### Stated goal
Every record must be repeated exactly; omit any pictures they contain.

### Records to use
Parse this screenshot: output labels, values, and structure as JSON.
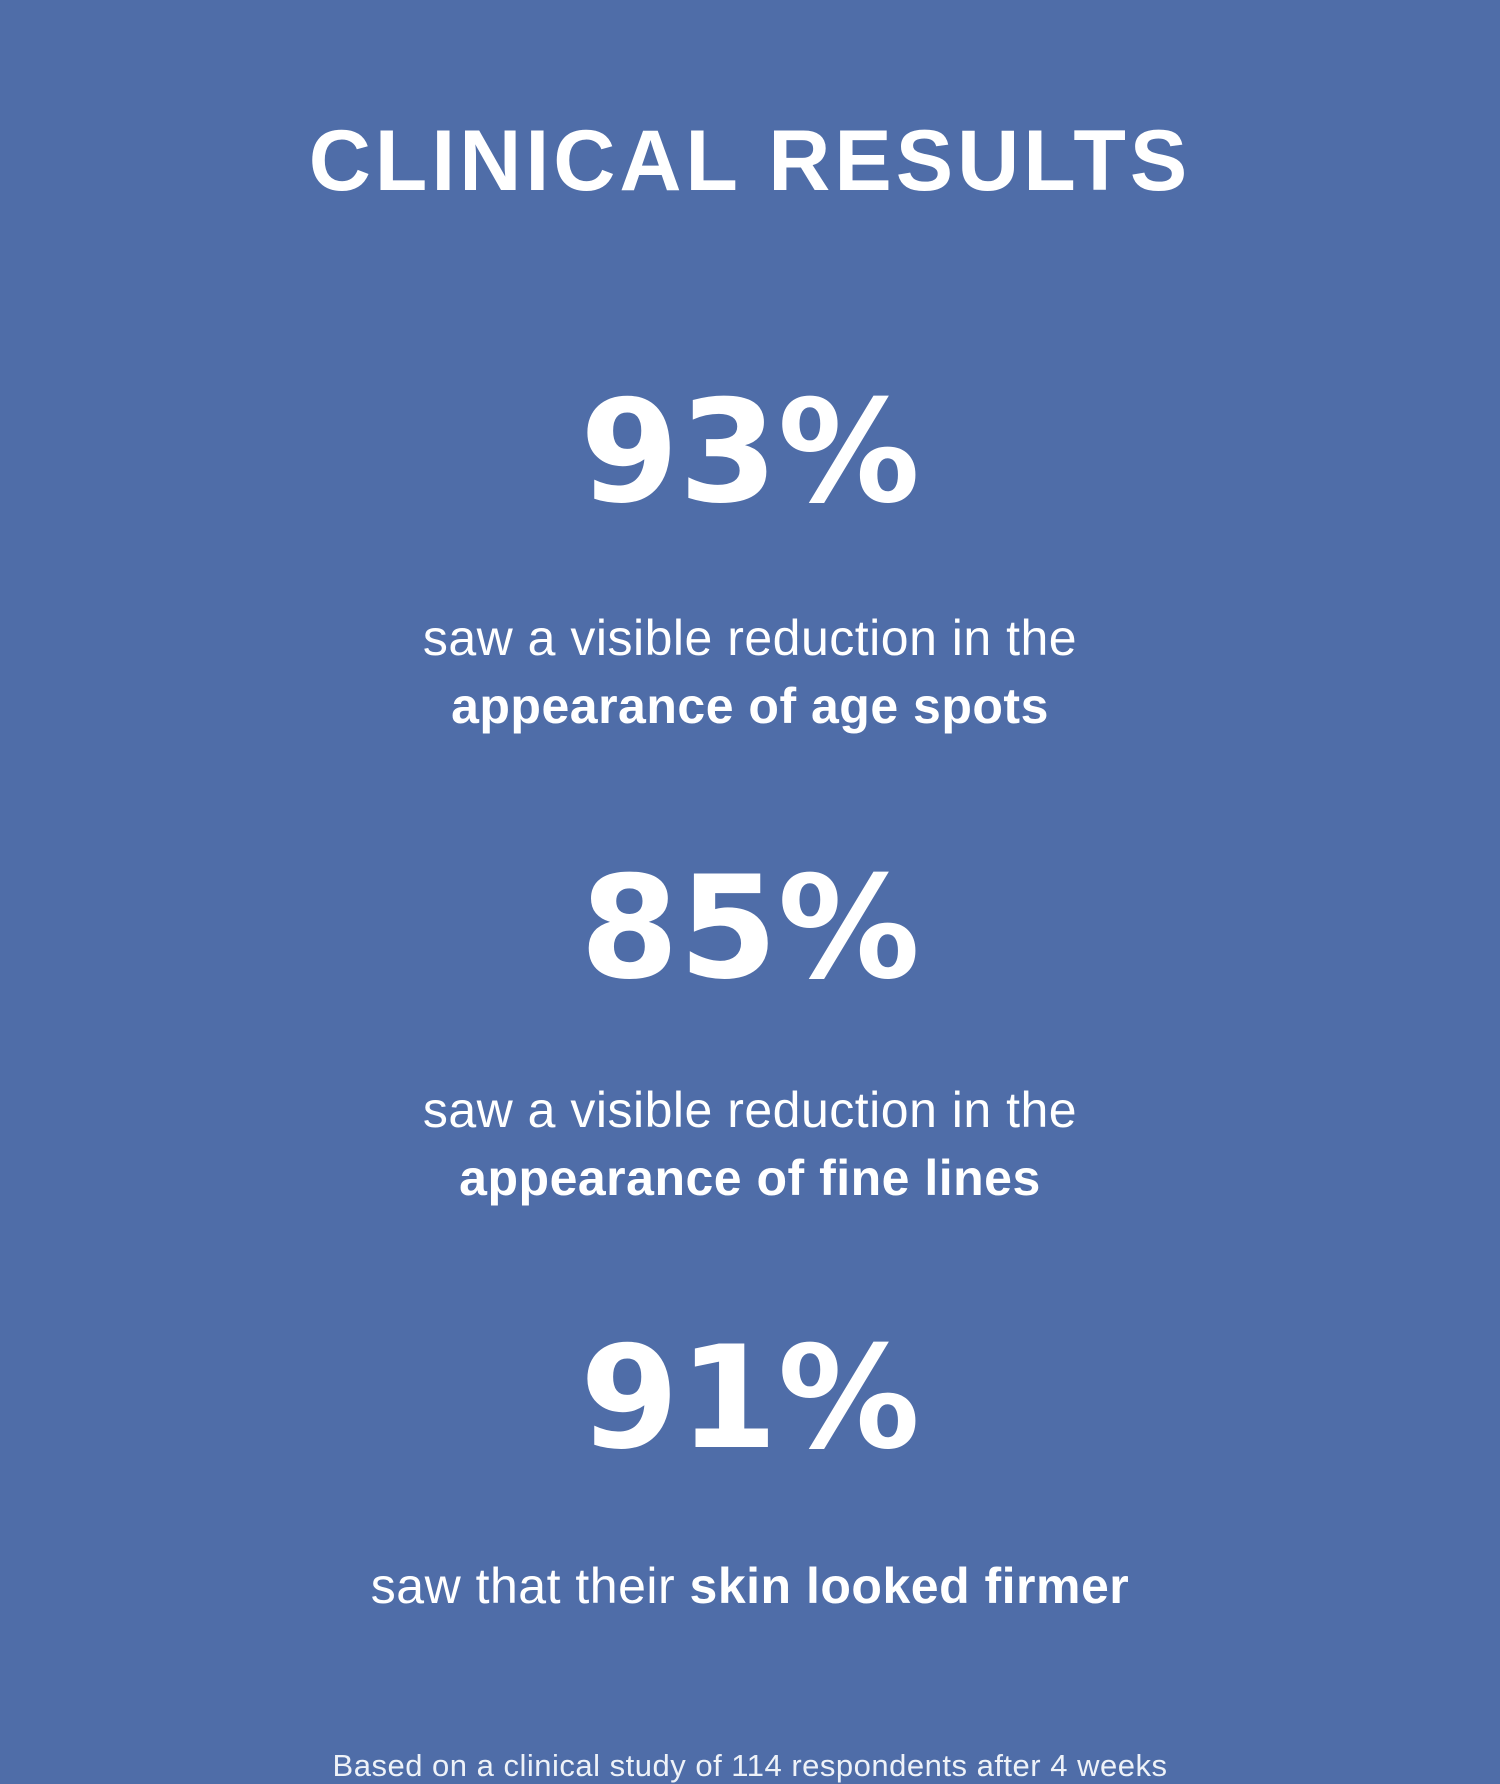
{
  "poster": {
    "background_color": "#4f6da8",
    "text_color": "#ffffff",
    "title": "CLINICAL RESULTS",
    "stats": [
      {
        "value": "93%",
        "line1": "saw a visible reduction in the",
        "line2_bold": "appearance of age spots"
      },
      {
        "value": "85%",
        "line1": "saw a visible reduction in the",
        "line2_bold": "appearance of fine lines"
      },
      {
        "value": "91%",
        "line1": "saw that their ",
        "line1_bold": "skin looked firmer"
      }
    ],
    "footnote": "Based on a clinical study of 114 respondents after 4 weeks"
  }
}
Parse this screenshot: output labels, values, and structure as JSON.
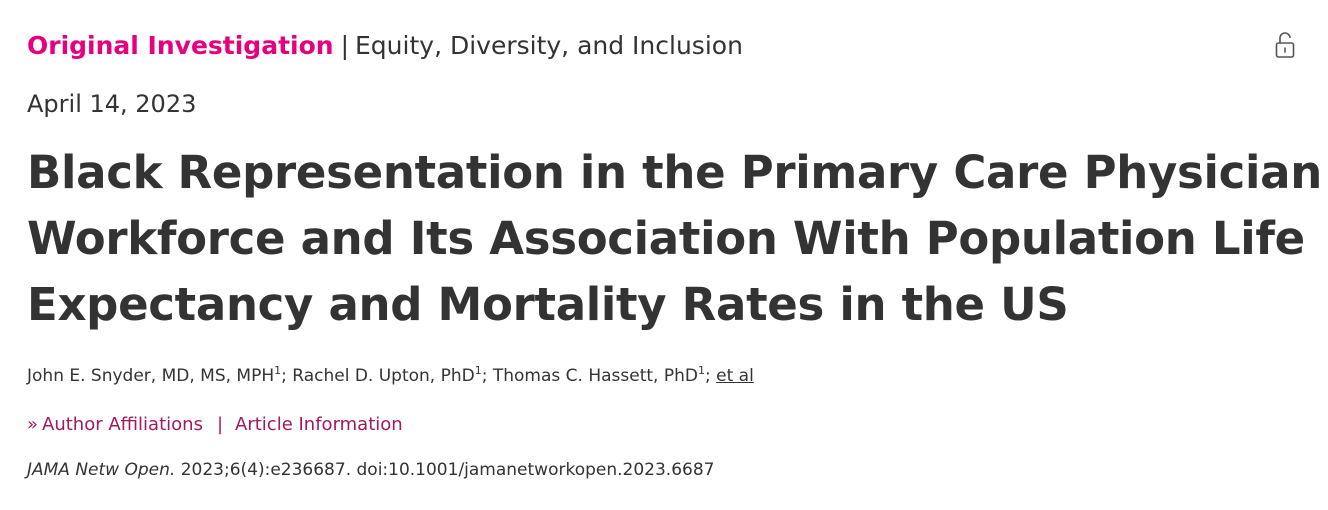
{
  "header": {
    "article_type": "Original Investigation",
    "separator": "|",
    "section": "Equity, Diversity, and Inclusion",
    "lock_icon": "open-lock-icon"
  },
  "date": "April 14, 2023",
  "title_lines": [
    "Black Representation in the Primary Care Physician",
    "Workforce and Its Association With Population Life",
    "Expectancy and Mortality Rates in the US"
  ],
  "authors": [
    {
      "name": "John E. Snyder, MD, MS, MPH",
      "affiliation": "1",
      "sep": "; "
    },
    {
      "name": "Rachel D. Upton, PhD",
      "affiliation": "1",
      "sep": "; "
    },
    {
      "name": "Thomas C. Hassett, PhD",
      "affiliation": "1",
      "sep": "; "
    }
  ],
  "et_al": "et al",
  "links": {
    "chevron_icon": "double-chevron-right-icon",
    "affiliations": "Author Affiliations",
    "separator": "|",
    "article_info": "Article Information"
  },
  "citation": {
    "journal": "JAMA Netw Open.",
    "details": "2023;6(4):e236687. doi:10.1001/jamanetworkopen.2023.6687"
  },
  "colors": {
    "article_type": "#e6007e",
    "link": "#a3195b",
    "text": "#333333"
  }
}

### Written response
Parse this screenshot: output labels, values, and structure as JSON.
{
  "poster": {
    "background_color": "#4f6da8",
    "text_color": "#ffffff",
    "title": "CLINICAL RESULTS",
    "stats": [
      {
        "value": "93%",
        "line1": "saw a visible reduction in the",
        "line2_bold": "appearance of age spots"
      },
      {
        "value": "85%",
        "line1": "saw a visible reduction in the",
        "line2_bold": "appearance of fine lines"
      },
      {
        "value": "91%",
        "line1": "saw that their ",
        "line1_bold": "skin looked firmer"
      }
    ],
    "footnote": "Based on a clinical study of 114 respondents after 4 weeks"
  }
}
Parse this screenshot: output labels, values, and structure as JSON.
{
  "header": {
    "article_type": "Original Investigation",
    "separator": "|",
    "section": "Equity, Diversity, and Inclusion",
    "lock_icon": "open-lock-icon"
  },
  "date": "April 14, 2023",
  "title_lines": [
    "Black Representation in the Primary Care Physician",
    "Workforce and Its Association With Population Life",
    "Expectancy and Mortality Rates in the US"
  ],
  "authors": [
    {
      "name": "John E. Snyder, MD, MS, MPH",
      "affiliation": "1",
      "sep": "; "
    },
    {
      "name": "Rachel D. Upton, PhD",
      "affiliation": "1",
      "sep": "; "
    },
    {
      "name": "Thomas C. Hassett, PhD",
      "affiliation": "1",
      "sep": "; "
    }
  ],
  "et_al": "et al",
  "links": {
    "chevron_icon": "double-chevron-right-icon",
    "affiliations": "Author Affiliations",
    "separator": "|",
    "article_info": "Article Information"
  },
  "citation": {
    "journal": "JAMA Netw Open.",
    "details": "2023;6(4):e236687. doi:10.1001/jamanetworkopen.2023.6687"
  },
  "colors": {
    "article_type": "#e6007e",
    "link": "#a3195b",
    "text": "#333333"
  }
}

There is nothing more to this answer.